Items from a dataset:
=-=-=-=-=

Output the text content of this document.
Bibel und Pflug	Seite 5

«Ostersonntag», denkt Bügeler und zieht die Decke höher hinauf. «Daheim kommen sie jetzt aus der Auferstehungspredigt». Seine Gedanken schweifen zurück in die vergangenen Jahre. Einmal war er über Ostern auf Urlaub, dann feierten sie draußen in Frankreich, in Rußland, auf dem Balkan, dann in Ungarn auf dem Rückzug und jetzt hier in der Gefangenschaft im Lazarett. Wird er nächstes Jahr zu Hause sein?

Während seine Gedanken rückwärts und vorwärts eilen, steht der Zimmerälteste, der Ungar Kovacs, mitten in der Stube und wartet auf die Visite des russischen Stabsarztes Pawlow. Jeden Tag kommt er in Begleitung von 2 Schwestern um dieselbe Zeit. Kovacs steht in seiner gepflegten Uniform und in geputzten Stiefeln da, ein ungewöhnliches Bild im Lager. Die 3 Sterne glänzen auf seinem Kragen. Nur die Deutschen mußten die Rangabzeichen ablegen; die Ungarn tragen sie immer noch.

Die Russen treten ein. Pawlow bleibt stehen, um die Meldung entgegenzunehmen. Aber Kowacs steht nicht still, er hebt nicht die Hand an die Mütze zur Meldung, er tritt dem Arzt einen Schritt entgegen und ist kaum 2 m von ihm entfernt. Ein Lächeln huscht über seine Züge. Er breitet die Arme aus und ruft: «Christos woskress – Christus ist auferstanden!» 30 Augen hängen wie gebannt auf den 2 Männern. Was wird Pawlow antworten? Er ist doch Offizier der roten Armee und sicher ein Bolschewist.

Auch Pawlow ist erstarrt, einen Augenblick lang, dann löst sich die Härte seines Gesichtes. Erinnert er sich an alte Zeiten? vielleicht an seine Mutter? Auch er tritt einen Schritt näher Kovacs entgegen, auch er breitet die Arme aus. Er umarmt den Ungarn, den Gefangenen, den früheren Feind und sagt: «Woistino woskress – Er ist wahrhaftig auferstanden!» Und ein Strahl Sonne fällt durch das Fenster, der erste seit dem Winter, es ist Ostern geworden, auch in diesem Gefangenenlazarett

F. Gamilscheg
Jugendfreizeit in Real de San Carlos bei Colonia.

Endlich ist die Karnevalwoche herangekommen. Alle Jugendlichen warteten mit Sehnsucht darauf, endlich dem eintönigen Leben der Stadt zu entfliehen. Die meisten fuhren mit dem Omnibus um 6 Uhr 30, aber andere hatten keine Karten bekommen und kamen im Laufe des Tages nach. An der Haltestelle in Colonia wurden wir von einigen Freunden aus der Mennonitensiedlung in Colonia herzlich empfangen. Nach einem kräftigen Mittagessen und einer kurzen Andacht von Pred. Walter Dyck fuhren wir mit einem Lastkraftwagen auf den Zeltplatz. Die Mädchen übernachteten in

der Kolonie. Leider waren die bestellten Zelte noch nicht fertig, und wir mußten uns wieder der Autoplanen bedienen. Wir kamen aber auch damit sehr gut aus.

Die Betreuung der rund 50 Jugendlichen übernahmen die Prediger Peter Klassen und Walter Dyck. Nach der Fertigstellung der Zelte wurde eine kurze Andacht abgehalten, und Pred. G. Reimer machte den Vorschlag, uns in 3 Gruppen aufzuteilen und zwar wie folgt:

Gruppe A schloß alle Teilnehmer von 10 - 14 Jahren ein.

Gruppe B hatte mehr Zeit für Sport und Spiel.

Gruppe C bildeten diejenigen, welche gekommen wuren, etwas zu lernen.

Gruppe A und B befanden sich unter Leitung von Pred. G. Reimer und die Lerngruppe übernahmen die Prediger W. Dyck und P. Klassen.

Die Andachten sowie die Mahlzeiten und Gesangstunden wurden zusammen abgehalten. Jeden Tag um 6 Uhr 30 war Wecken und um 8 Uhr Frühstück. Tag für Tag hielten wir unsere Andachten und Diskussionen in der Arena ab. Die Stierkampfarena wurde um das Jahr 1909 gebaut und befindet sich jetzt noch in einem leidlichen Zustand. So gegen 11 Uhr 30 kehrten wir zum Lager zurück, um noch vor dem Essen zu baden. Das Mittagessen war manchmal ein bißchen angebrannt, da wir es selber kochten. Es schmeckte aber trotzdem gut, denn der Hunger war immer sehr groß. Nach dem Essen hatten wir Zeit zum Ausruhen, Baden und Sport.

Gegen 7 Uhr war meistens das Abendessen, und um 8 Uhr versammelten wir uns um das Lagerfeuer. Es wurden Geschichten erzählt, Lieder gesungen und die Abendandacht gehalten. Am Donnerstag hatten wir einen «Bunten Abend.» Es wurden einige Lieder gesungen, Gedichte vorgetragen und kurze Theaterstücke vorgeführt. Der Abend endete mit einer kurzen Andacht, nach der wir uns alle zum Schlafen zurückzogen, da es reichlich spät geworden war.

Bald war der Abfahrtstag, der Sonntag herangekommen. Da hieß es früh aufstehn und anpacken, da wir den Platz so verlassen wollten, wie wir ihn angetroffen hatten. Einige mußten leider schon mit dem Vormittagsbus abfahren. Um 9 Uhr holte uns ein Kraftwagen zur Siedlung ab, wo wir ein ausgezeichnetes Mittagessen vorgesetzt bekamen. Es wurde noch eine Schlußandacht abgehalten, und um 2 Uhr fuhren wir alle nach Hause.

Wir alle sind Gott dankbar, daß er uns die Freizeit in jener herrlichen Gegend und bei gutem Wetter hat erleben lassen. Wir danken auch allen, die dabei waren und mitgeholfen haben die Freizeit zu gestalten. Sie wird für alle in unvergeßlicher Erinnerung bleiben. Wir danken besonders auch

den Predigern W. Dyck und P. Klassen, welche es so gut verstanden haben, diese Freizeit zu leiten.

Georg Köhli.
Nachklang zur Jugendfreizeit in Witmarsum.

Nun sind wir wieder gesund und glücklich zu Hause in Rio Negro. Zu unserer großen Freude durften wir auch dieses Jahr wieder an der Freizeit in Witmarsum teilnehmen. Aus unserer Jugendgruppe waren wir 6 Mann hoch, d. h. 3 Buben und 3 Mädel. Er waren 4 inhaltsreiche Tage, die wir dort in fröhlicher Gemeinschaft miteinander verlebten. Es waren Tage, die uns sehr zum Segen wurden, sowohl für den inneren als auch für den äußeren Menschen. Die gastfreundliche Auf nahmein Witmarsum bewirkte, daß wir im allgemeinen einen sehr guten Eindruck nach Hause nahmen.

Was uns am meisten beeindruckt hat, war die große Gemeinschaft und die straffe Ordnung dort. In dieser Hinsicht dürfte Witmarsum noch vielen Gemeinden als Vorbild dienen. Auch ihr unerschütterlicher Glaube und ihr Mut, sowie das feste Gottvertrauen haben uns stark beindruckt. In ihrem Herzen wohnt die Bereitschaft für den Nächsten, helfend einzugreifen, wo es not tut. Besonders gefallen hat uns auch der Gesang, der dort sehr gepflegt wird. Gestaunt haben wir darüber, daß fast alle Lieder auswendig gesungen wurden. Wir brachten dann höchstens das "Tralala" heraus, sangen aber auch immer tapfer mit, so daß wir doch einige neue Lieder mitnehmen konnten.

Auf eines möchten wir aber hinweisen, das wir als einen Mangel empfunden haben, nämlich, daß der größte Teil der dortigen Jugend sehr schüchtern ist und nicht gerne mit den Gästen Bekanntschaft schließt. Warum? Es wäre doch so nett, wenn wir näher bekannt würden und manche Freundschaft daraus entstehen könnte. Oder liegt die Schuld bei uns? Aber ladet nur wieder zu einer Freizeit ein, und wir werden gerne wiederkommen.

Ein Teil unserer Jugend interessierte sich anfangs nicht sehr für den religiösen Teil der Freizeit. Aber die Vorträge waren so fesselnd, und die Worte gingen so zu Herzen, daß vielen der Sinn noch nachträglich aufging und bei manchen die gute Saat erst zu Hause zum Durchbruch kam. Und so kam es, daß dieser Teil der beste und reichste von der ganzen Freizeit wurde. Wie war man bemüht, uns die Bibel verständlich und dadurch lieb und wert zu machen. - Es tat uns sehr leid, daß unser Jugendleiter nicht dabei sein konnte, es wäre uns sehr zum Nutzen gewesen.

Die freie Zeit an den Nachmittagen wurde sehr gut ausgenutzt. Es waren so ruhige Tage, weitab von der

=-=-=-=-=

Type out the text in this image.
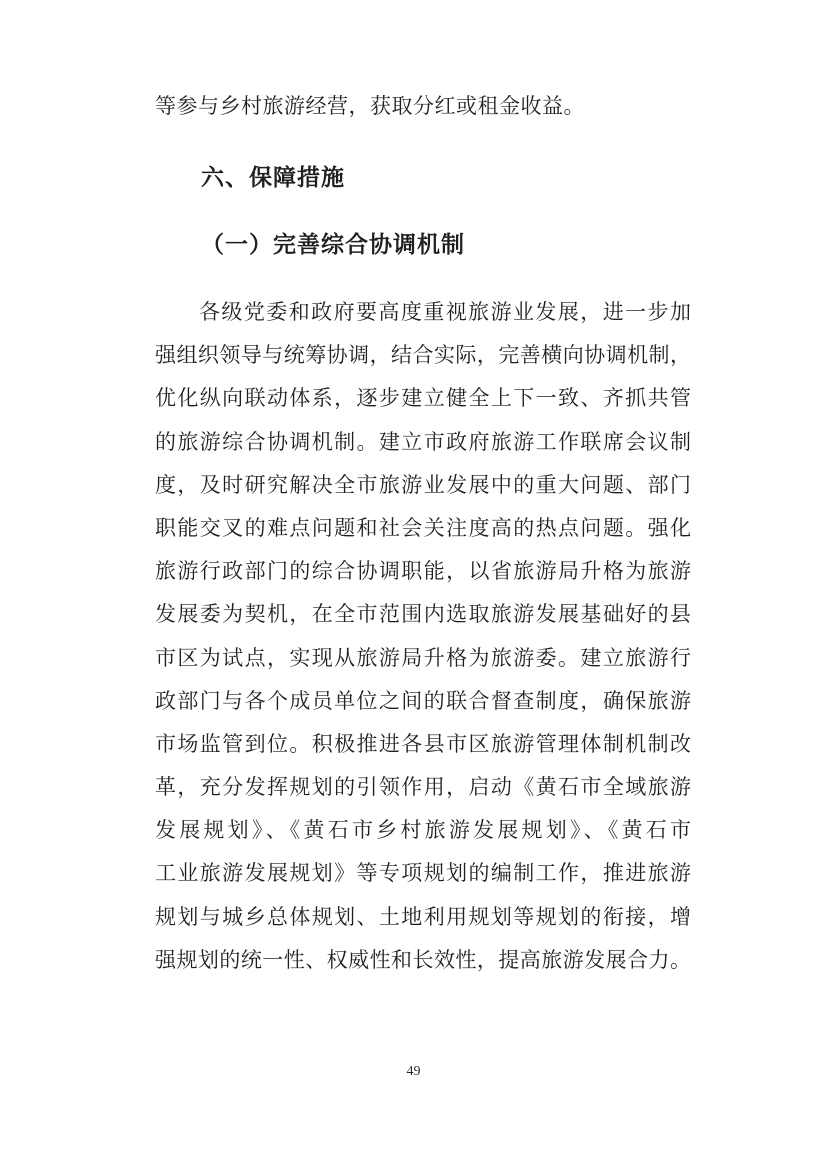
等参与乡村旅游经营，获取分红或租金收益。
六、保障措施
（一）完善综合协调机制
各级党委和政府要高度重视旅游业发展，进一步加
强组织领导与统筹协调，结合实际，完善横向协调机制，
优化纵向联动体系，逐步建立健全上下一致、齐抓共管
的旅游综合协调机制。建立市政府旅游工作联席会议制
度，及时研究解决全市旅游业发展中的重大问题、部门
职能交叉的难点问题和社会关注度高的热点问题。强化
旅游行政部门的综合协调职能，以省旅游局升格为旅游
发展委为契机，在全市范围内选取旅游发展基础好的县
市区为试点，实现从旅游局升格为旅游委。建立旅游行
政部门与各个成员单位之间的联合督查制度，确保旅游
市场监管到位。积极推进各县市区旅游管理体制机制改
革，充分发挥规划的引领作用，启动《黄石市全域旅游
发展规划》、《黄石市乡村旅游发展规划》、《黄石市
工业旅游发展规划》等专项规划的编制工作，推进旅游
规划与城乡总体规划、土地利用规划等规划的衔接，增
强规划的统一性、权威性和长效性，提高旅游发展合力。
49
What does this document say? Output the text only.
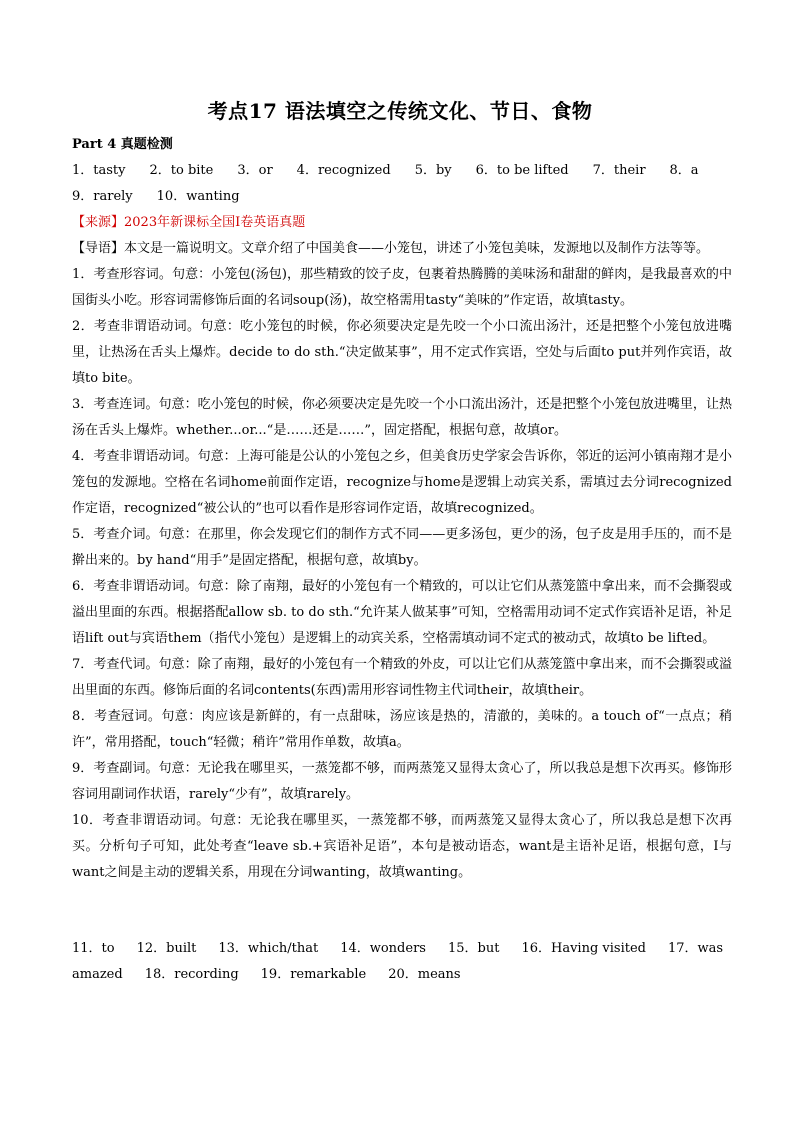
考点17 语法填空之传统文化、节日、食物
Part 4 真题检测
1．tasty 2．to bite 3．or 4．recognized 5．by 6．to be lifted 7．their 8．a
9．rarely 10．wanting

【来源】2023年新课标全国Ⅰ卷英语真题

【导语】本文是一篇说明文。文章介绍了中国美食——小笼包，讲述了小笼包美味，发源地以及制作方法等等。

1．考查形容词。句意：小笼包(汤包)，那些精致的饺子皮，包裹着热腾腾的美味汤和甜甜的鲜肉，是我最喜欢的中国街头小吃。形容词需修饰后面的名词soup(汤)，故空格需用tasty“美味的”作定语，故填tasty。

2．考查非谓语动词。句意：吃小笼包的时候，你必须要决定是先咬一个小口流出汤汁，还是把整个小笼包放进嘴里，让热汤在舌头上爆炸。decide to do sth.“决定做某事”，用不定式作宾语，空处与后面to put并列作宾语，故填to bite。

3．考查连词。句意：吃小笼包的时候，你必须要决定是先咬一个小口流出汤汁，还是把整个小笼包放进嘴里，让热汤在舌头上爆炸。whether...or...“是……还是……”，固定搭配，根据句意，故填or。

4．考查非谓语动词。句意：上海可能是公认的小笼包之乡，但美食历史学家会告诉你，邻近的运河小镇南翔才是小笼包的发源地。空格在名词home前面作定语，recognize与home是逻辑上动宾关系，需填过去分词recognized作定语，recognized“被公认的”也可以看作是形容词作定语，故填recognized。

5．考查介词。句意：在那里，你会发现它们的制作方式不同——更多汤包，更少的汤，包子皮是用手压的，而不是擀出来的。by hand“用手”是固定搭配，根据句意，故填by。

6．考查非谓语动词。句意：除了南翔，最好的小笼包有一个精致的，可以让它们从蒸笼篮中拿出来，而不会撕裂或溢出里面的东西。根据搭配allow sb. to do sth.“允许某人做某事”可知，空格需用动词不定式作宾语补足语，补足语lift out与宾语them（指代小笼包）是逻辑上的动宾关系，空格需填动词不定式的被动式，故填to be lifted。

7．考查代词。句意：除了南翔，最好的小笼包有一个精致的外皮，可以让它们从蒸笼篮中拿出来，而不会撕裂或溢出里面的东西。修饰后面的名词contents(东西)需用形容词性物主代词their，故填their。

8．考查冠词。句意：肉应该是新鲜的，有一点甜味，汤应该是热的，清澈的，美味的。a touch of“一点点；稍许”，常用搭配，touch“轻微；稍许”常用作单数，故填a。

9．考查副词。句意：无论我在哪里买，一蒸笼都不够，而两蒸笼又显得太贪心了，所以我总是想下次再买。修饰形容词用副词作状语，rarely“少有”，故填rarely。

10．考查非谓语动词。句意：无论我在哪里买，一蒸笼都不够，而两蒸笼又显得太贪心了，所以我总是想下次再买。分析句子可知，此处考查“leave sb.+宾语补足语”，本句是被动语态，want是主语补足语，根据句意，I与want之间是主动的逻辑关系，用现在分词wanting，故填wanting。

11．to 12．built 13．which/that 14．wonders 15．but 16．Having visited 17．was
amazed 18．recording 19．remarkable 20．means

=-=-=-=-=

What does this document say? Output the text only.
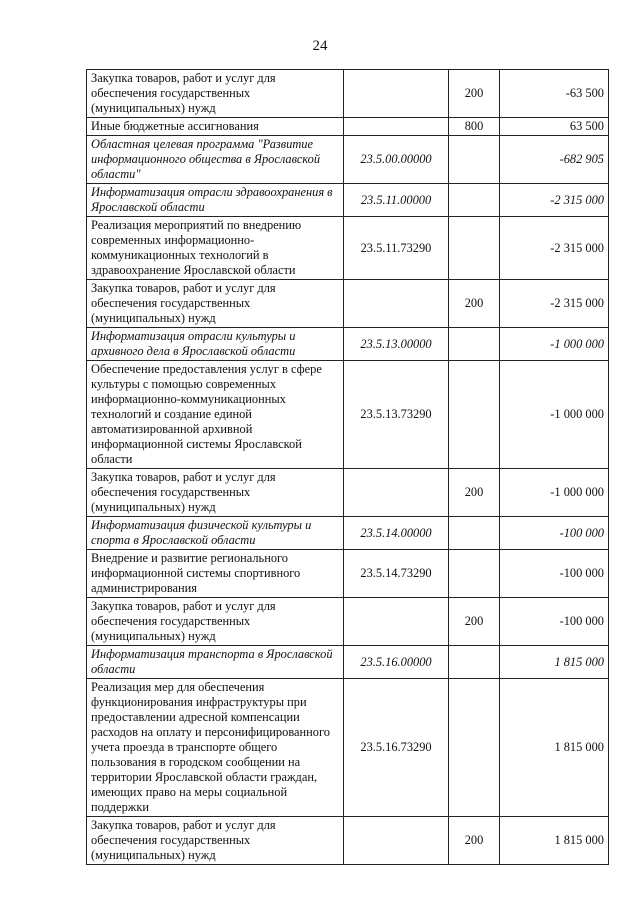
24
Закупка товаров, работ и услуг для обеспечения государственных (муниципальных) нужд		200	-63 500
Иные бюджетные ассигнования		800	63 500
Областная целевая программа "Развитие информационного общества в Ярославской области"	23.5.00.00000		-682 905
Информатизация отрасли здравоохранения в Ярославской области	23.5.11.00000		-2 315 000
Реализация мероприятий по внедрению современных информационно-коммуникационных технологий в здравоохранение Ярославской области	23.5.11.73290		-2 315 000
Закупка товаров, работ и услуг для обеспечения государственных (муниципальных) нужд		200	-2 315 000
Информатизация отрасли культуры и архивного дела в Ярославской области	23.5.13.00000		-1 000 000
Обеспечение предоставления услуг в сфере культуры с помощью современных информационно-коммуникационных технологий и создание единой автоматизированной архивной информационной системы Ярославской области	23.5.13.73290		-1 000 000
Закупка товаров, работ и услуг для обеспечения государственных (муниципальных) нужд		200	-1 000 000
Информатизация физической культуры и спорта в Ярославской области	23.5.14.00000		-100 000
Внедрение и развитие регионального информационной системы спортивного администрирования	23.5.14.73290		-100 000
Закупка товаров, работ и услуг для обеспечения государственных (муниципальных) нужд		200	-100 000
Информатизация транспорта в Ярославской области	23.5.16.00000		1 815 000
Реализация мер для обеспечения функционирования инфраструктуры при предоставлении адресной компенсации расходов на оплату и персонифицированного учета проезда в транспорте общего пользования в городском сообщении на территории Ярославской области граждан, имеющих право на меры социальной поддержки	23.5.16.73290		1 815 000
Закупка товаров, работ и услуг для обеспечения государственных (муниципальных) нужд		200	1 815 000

=-=-=-=-=

Only lines holding the string "bite" are wanted; gather each one from the entries above.

SOLUTION TO THIS EXERCISE:
1．tasty 2．to bite 3．or 4．recognized 5．by 6．to be lifted 7．their 8．a
2．考查非谓语动词。句意：吃小笼包的时候，你必须要决定是先咬一个小口流出汤汁，还是把整个小笼包放进嘴里，让热汤在舌头上爆炸。decide to do sth.“决定做某事”，用不定式作宾语，空处与后面to put并列作宾语，故填to bite。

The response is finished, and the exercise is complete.